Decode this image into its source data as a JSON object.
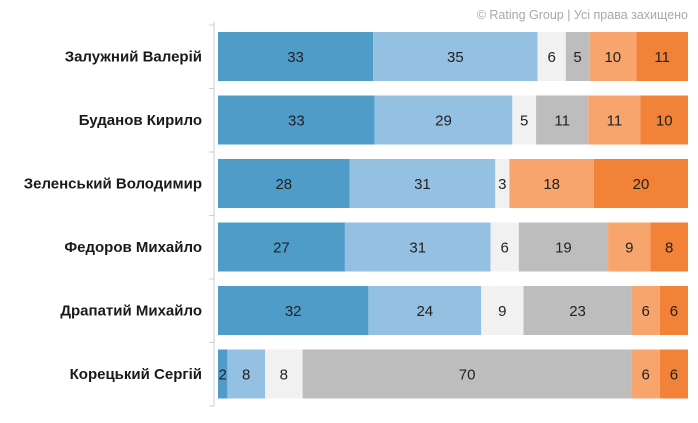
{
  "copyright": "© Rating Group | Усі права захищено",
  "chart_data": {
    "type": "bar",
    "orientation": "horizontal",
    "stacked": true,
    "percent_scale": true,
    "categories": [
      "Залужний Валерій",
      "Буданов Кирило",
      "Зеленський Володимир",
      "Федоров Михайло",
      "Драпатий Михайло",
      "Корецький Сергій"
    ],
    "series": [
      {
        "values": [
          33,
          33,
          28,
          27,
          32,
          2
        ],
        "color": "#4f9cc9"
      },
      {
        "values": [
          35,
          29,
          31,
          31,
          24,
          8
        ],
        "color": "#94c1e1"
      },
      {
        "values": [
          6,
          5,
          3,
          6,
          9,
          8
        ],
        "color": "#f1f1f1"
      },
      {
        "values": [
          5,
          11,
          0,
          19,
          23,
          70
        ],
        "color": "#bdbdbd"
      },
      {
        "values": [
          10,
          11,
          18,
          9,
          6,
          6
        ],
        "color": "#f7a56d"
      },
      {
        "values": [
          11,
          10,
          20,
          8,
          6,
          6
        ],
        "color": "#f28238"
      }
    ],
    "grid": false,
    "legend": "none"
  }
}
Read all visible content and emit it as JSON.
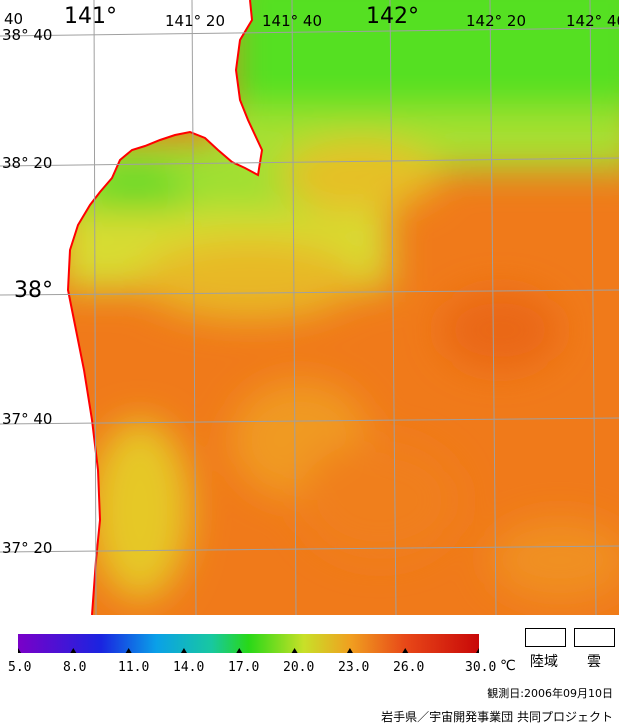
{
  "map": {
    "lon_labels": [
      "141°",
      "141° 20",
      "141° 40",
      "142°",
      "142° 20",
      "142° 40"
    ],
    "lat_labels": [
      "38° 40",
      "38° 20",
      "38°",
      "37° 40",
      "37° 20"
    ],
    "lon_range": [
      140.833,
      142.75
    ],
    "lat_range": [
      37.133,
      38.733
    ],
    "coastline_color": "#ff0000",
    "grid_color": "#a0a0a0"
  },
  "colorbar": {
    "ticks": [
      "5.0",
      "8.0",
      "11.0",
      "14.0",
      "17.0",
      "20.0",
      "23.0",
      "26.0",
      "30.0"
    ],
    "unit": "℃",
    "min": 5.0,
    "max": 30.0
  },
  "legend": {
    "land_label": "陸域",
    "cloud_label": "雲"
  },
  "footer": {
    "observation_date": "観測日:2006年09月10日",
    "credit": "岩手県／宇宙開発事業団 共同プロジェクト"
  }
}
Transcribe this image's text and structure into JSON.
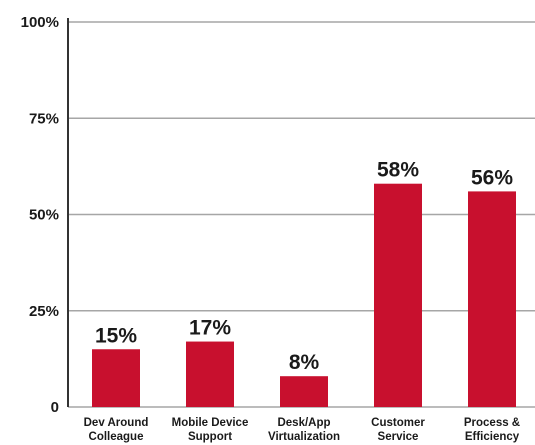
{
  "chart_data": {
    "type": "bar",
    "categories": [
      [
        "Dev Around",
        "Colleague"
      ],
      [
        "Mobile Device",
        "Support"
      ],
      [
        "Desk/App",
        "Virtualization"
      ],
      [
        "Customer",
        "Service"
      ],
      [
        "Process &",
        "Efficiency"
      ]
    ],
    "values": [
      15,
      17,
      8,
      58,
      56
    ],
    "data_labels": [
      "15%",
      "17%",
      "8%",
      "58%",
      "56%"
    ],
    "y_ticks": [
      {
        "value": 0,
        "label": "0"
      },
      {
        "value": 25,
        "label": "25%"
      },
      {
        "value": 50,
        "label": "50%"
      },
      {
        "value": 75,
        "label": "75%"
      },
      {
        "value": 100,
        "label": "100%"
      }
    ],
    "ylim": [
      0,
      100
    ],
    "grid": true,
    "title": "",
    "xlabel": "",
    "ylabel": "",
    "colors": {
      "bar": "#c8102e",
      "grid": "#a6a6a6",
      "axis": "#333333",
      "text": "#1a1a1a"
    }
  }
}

_Your objective_: Each line above is to be copied verbatim. Drop any image from the copy.

_Reply to the task_:
Decode this image into its source data as a JSON object.
{
  "copyright": "© Rating Group | Усі права захищено",
  "chart_data": {
    "type": "bar",
    "orientation": "horizontal",
    "stacked": true,
    "percent_scale": true,
    "categories": [
      "Залужний Валерій",
      "Буданов Кирило",
      "Зеленський Володимир",
      "Федоров Михайло",
      "Драпатий Михайло",
      "Корецький Сергій"
    ],
    "series": [
      {
        "values": [
          33,
          33,
          28,
          27,
          32,
          2
        ],
        "color": "#4f9cc9"
      },
      {
        "values": [
          35,
          29,
          31,
          31,
          24,
          8
        ],
        "color": "#94c1e1"
      },
      {
        "values": [
          6,
          5,
          3,
          6,
          9,
          8
        ],
        "color": "#f1f1f1"
      },
      {
        "values": [
          5,
          11,
          0,
          19,
          23,
          70
        ],
        "color": "#bdbdbd"
      },
      {
        "values": [
          10,
          11,
          18,
          9,
          6,
          6
        ],
        "color": "#f7a56d"
      },
      {
        "values": [
          11,
          10,
          20,
          8,
          6,
          6
        ],
        "color": "#f28238"
      }
    ],
    "grid": false,
    "legend": "none"
  }
}
Read all visible content and emit it as JSON.
{
  "map": {
    "lon_labels": [
      "141°",
      "141° 20",
      "141° 40",
      "142°",
      "142° 20",
      "142° 40"
    ],
    "lat_labels": [
      "38° 40",
      "38° 20",
      "38°",
      "37° 40",
      "37° 20"
    ],
    "lon_range": [
      140.833,
      142.75
    ],
    "lat_range": [
      37.133,
      38.733
    ],
    "coastline_color": "#ff0000",
    "grid_color": "#a0a0a0"
  },
  "colorbar": {
    "ticks": [
      "5.0",
      "8.0",
      "11.0",
      "14.0",
      "17.0",
      "20.0",
      "23.0",
      "26.0",
      "30.0"
    ],
    "unit": "℃",
    "min": 5.0,
    "max": 30.0
  },
  "legend": {
    "land_label": "陸域",
    "cloud_label": "雲"
  },
  "footer": {
    "observation_date": "観測日:2006年09月10日",
    "credit": "岩手県／宇宙開発事業団 共同プロジェクト"
  }
}
Transcribe this image's text and structure into JSON.
{
  "chart_data": {
    "type": "bar",
    "categories": [
      [
        "Dev Around",
        "Colleague"
      ],
      [
        "Mobile Device",
        "Support"
      ],
      [
        "Desk/App",
        "Virtualization"
      ],
      [
        "Customer",
        "Service"
      ],
      [
        "Process &",
        "Efficiency"
      ]
    ],
    "values": [
      15,
      17,
      8,
      58,
      56
    ],
    "data_labels": [
      "15%",
      "17%",
      "8%",
      "58%",
      "56%"
    ],
    "y_ticks": [
      {
        "value": 0,
        "label": "0"
      },
      {
        "value": 25,
        "label": "25%"
      },
      {
        "value": 50,
        "label": "50%"
      },
      {
        "value": 75,
        "label": "75%"
      },
      {
        "value": 100,
        "label": "100%"
      }
    ],
    "ylim": [
      0,
      100
    ],
    "grid": true,
    "title": "",
    "xlabel": "",
    "ylabel": "",
    "colors": {
      "bar": "#c8102e",
      "grid": "#a6a6a6",
      "axis": "#333333",
      "text": "#1a1a1a"
    }
  }
}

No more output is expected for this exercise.